▸ **Aim of the task**:
Pull each line holding "Kasviatlas" out of the entries below.
## begin
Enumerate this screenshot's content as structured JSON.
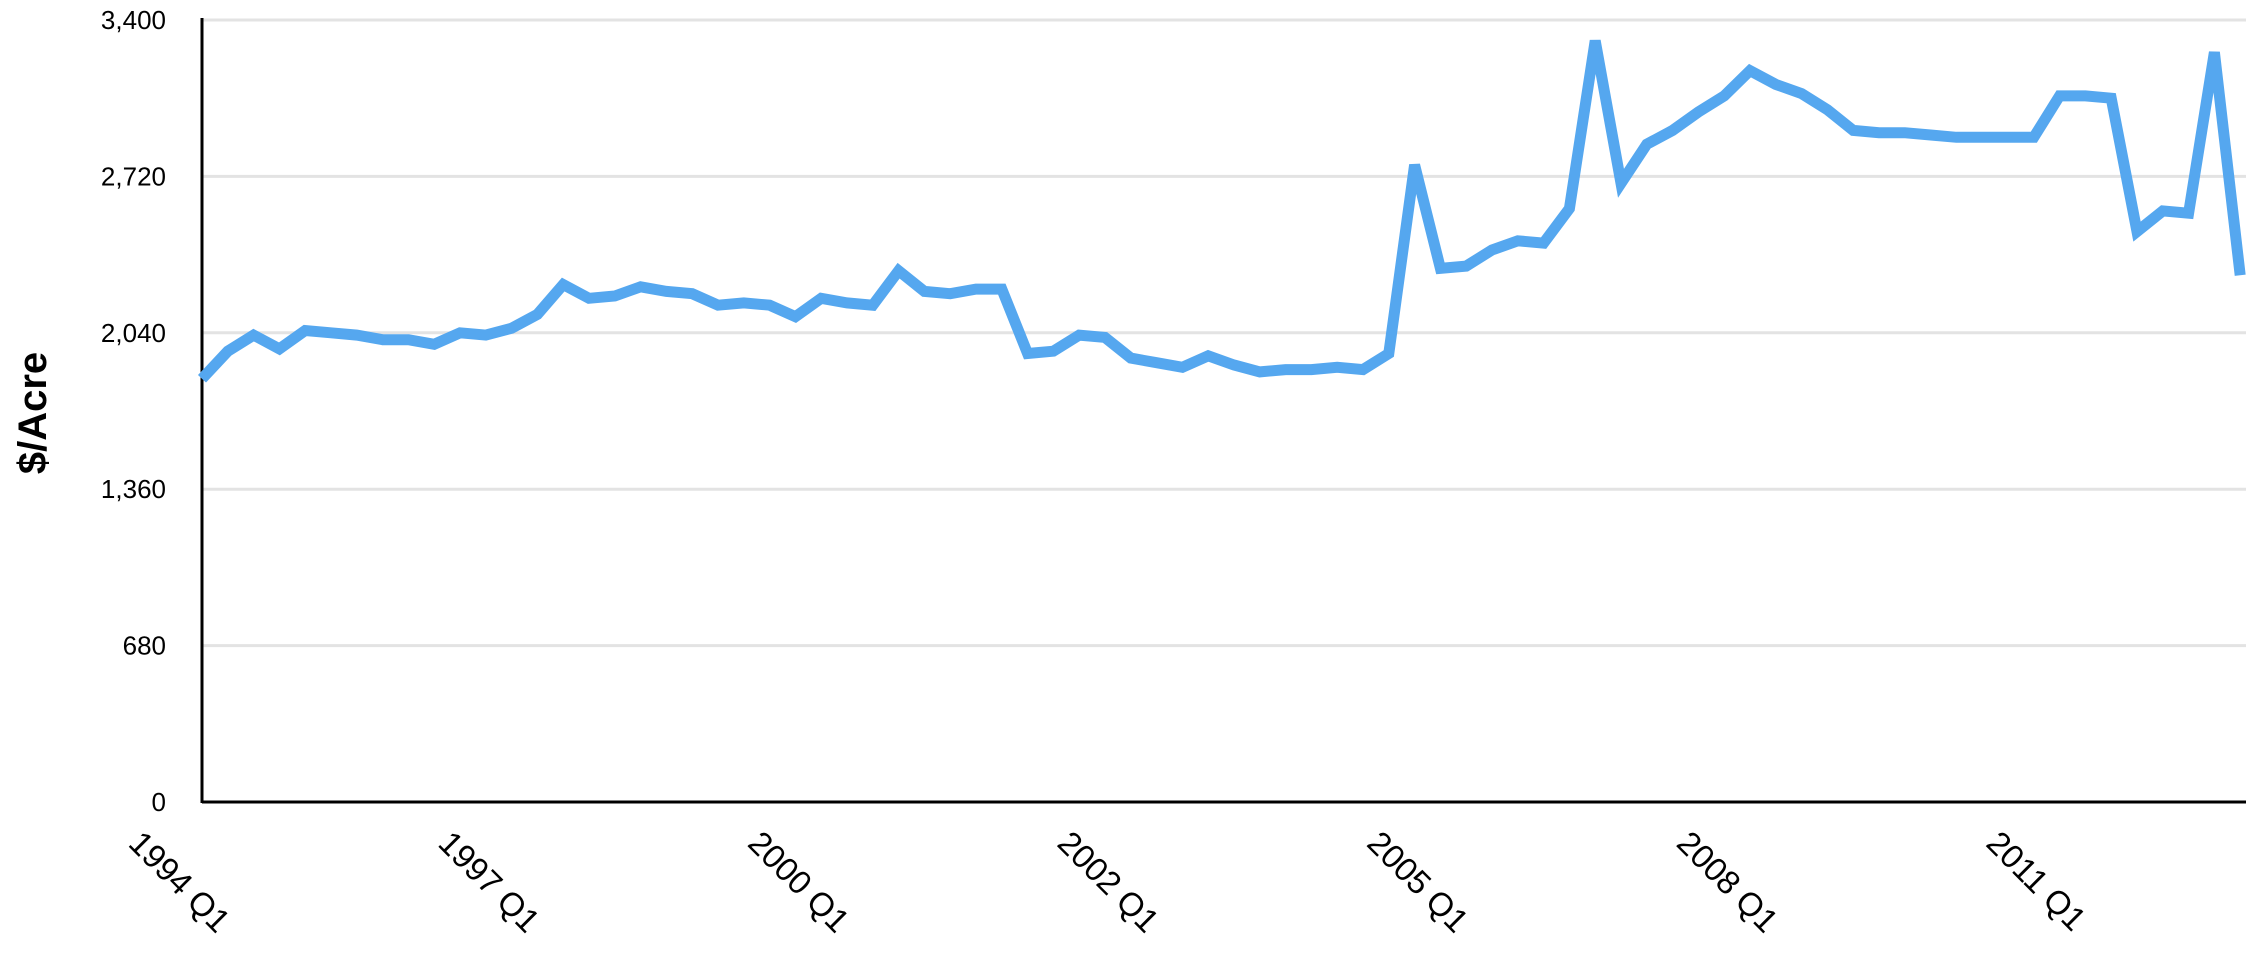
{
  "chart_data": {
    "type": "line",
    "title": "",
    "xlabel": "",
    "ylabel": "$/Acre",
    "ylim": [
      0,
      3400
    ],
    "yticks": [
      0,
      680,
      1360,
      2040,
      2720,
      3400
    ],
    "ytick_labels": [
      "0",
      "680",
      "1,360",
      "2,040",
      "2,720",
      "3,400"
    ],
    "grid": true,
    "legend": "none",
    "line_color": "#55a7ef",
    "x_tick_labels": [
      {
        "index": 0,
        "label": "1994 Q1"
      },
      {
        "index": 12,
        "label": "1997 Q1"
      },
      {
        "index": 24,
        "label": "2000 Q1"
      },
      {
        "index": 36,
        "label": "2002 Q1"
      },
      {
        "index": 48,
        "label": "2005 Q1"
      },
      {
        "index": 60,
        "label": "2008 Q1"
      },
      {
        "index": 72,
        "label": "2011 Q1"
      }
    ],
    "series": [
      {
        "values": [
          1840,
          1960,
          2030,
          1970,
          2050,
          2040,
          2030,
          2010,
          2010,
          1990,
          2040,
          2030,
          2060,
          2120,
          2250,
          2190,
          2200,
          2240,
          2220,
          2210,
          2160,
          2170,
          2160,
          2110,
          2190,
          2170,
          2160,
          2310,
          2220,
          2210,
          2230,
          2230,
          1950,
          1960,
          2030,
          2020,
          1930,
          1910,
          1890,
          1940,
          1900,
          1870,
          1880,
          1880,
          1890,
          1880,
          1950,
          2770,
          2320,
          2330,
          2400,
          2440,
          2430,
          2580,
          3310,
          2690,
          2860,
          2920,
          3000,
          3070,
          3180,
          3120,
          3080,
          3010,
          2920,
          2910,
          2910,
          2900,
          2890,
          2890,
          2890,
          2890,
          3070,
          3070,
          3060,
          2480,
          2570,
          2560,
          3260,
          2290
        ]
      }
    ]
  }
}
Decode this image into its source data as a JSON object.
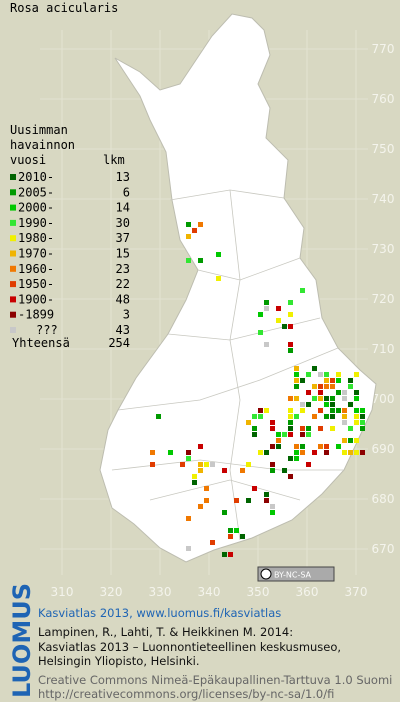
{
  "title": "Rosa acicularis",
  "legend": {
    "heading": [
      "Uusimman",
      "havainnon",
      "vuosi"
    ],
    "count_heading": "lkm",
    "rows": [
      {
        "label": "2010-",
        "count": 13,
        "color": "#006400"
      },
      {
        "label": "2005-",
        "count": 6,
        "color": "#009a00"
      },
      {
        "label": "2000-",
        "count": 14,
        "color": "#00c800"
      },
      {
        "label": "1990-",
        "count": 30,
        "color": "#32e632"
      },
      {
        "label": "1980-",
        "count": 37,
        "color": "#f0f000"
      },
      {
        "label": "1970-",
        "count": 15,
        "color": "#f0b400"
      },
      {
        "label": "1960-",
        "count": 23,
        "color": "#f07800"
      },
      {
        "label": "1950-",
        "count": 22,
        "color": "#e03c00"
      },
      {
        "label": "1900-",
        "count": 48,
        "color": "#c80000"
      },
      {
        "label": "-1899",
        "count": 3,
        "color": "#8c0000"
      },
      {
        "label": "???",
        "count": 43,
        "color": "#c8c8c8"
      }
    ],
    "total_label": "Yhteensä",
    "total": 254
  },
  "grid": {
    "xticks": [
      310,
      320,
      330,
      340,
      350,
      360,
      370
    ],
    "yticks": [
      670,
      680,
      690,
      700,
      710,
      720,
      730,
      740,
      750,
      760,
      770
    ]
  },
  "license_badge": "BY-NC-SA",
  "footer": {
    "logo": "LUOMUS",
    "link": "Kasviatlas 2013, www.luomus.fi/kasviatlas",
    "citation": [
      "Lampinen, R., Lahti, T. & Heikkinen M. 2014:",
      "Kasviatlas 2013 – Luonnontieteellinen keskusmuseo,",
      "Helsingin Yliopisto, Helsinki."
    ],
    "license": [
      "Creative Commons Nimeä-Epäkaupallinen-Tarttuva 1.0 Suomi",
      "http://creativecommons.org/licenses/by-nc-sa/1.0/fi"
    ]
  }
}
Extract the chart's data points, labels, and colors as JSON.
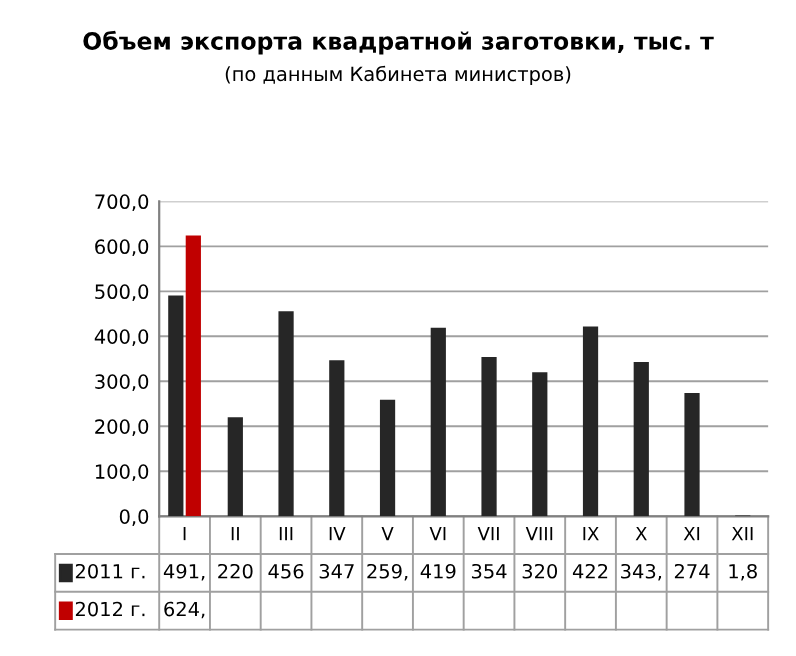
{
  "chart_data": {
    "type": "bar",
    "title": "Объем экспорта квадратной заготовки, тыс. т",
    "subtitle": "(по данным Кабинета министров)",
    "categories": [
      "I",
      "II",
      "III",
      "IV",
      "V",
      "VI",
      "VII",
      "VIII",
      "IX",
      "X",
      "XI",
      "XII"
    ],
    "series": [
      {
        "name": "2011 г.",
        "color": "#262626",
        "values": [
          491,
          220,
          456,
          347,
          259,
          419,
          354,
          320,
          422,
          343,
          274,
          1.8
        ],
        "value_labels": [
          "491,",
          "220",
          "456",
          "347",
          "259,",
          "419",
          "354",
          "320",
          "422",
          "343,",
          "274",
          "1,8"
        ]
      },
      {
        "name": "2012 г.",
        "color": "#c00000",
        "values": [
          624,
          null,
          null,
          null,
          null,
          null,
          null,
          null,
          null,
          null,
          null,
          null
        ],
        "value_labels": [
          "624,",
          null,
          null,
          null,
          null,
          null,
          null,
          null,
          null,
          null,
          null,
          null
        ]
      }
    ],
    "ylim": [
      0,
      700
    ],
    "yticks": [
      {
        "value": 0,
        "label": "0,0"
      },
      {
        "value": 100,
        "label": "100,0"
      },
      {
        "value": 200,
        "label": "200,0"
      },
      {
        "value": 300,
        "label": "300,0"
      },
      {
        "value": 400,
        "label": "400,0"
      },
      {
        "value": 500,
        "label": "500,0"
      },
      {
        "value": 600,
        "label": "600,0"
      },
      {
        "value": 700,
        "label": "700,0"
      }
    ],
    "grid": "y",
    "legend": "bottom"
  }
}
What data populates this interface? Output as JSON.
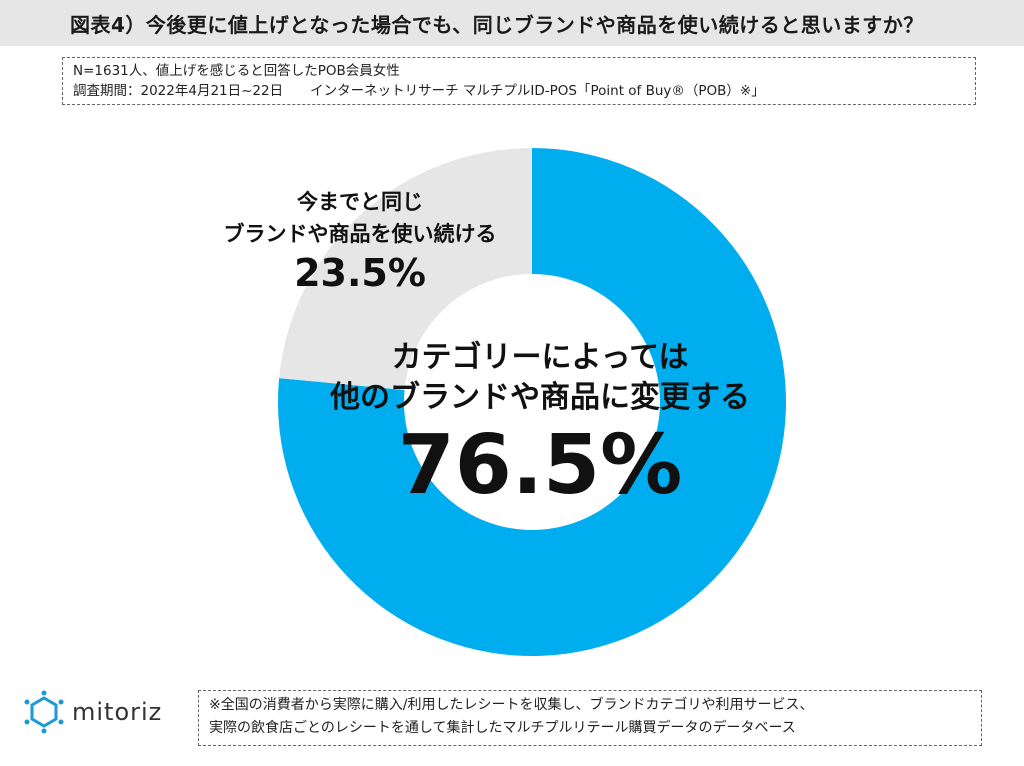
{
  "header": {
    "title": "図表4）今後更に値上げとなった場合でも、同じブランドや商品を使い続けると思いますか？"
  },
  "note": {
    "line1": "N=1631人、値上げを感じると回答したPOB会員女性",
    "line2": "調査期間：2022年4月21日~22日　　インターネットリサーチ マルチプルID-POS「Point of Buy®（POB）※」"
  },
  "chart_data": {
    "type": "pie",
    "donut": true,
    "title": "",
    "slices": [
      {
        "label_line1": "カテゴリーによっては",
        "label_line2": "他のブランドや商品に変更する",
        "value": 76.5,
        "value_label": "76.5%",
        "color": "#00aeef"
      },
      {
        "label_line1": "今までと同じ",
        "label_line2": "ブランドや商品を使い続ける",
        "value": 23.5,
        "value_label": "23.5%",
        "color": "#e6e6e6"
      }
    ]
  },
  "footer": {
    "logo": "mitoriz",
    "note_line1": "※全国の消費者から実際に購入/利用したレシートを収集し、ブランドカテゴリや利用サービス、",
    "note_line2": "実際の飲食店ごとのレシートを通して集計したマルチプルリテール購買データのデータベース"
  },
  "colors": {
    "accent": "#00aeef",
    "neutral": "#e6e6e6",
    "logo": "#1a9ad6"
  }
}
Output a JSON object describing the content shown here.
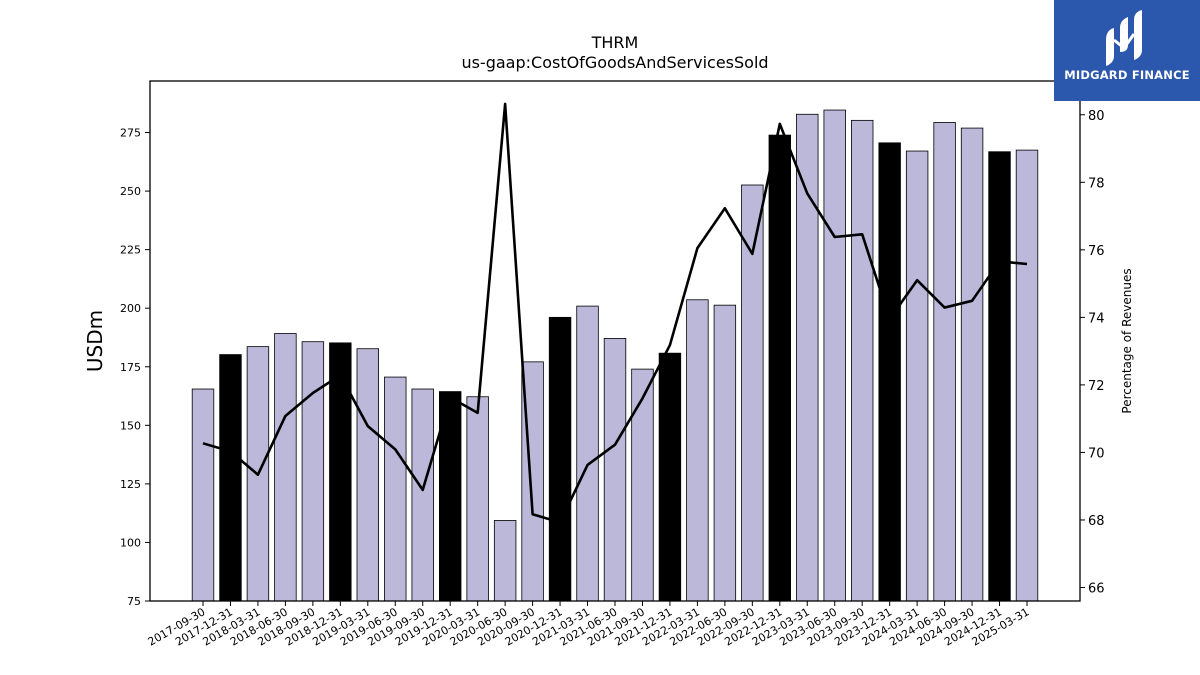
{
  "brand": {
    "name": "MIDGARD FINANCE",
    "color": "#2b57ac",
    "icon": "midgard-logo-icon"
  },
  "chart_data": {
    "type": "bar",
    "title": "THRM",
    "subtitle": "us-gaap:CostOfGoodsAndServicesSold",
    "ylabel": "USDm",
    "y2label": "Percentage of Revenues",
    "ylim": [
      75,
      297
    ],
    "y2lim": [
      65.6,
      81
    ],
    "yticks": [
      75,
      100,
      125,
      150,
      175,
      200,
      225,
      250,
      275
    ],
    "y2ticks": [
      66,
      68,
      70,
      72,
      74,
      76,
      78,
      80
    ],
    "grid": false,
    "colors": {
      "quarter": "#bcb8da",
      "year_end": "#000000",
      "line": "#000000"
    },
    "categories": [
      "2017-09-30",
      "2017-12-31",
      "2018-03-31",
      "2018-06-30",
      "2018-09-30",
      "2018-12-31",
      "2019-03-31",
      "2019-06-30",
      "2019-09-30",
      "2019-12-31",
      "2020-03-31",
      "2020-06-30",
      "2020-09-30",
      "2020-12-31",
      "2021-03-31",
      "2021-06-30",
      "2021-09-30",
      "2021-12-31",
      "2022-03-31",
      "2022-06-30",
      "2022-09-30",
      "2022-12-31",
      "2023-03-31",
      "2023-06-30",
      "2023-09-30",
      "2023-12-31",
      "2024-03-31",
      "2024-06-30",
      "2024-09-30",
      "2024-12-31",
      "2025-03-31"
    ],
    "series": [
      {
        "type": "bar",
        "values": [
          165.5,
          180.2,
          183.6,
          189.2,
          185.7,
          185.2,
          182.7,
          170.6,
          165.5,
          164.4,
          162.2,
          109.4,
          177.1,
          196.1,
          200.9,
          187.1,
          174.0,
          180.8,
          203.6,
          201.3,
          252.6,
          273.9,
          282.8,
          284.6,
          280.2,
          270.6,
          267.1,
          279.3,
          276.9,
          266.8,
          267.5
        ],
        "highlight": [
          false,
          true,
          false,
          false,
          false,
          true,
          false,
          false,
          false,
          true,
          false,
          false,
          false,
          true,
          false,
          false,
          false,
          true,
          false,
          false,
          false,
          true,
          false,
          false,
          false,
          true,
          false,
          false,
          false,
          true,
          false
        ]
      },
      {
        "type": "line",
        "axis": "right",
        "values": [
          70.27,
          70.03,
          69.34,
          71.08,
          71.76,
          72.29,
          70.78,
          70.09,
          68.89,
          71.63,
          71.17,
          80.32,
          68.17,
          67.93,
          69.63,
          70.23,
          71.6,
          73.18,
          76.05,
          77.23,
          75.88,
          79.73,
          77.67,
          76.38,
          76.46,
          73.95,
          75.1,
          74.29,
          74.49,
          75.66,
          75.58
        ]
      }
    ]
  }
}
## end
▸ **Task solution**:
    "link": "Kasviatlas 2013, www.luomus.fi/kasviatlas",
      "Kasviatlas 2013 – Luonnontieteellinen keskusmuseo,",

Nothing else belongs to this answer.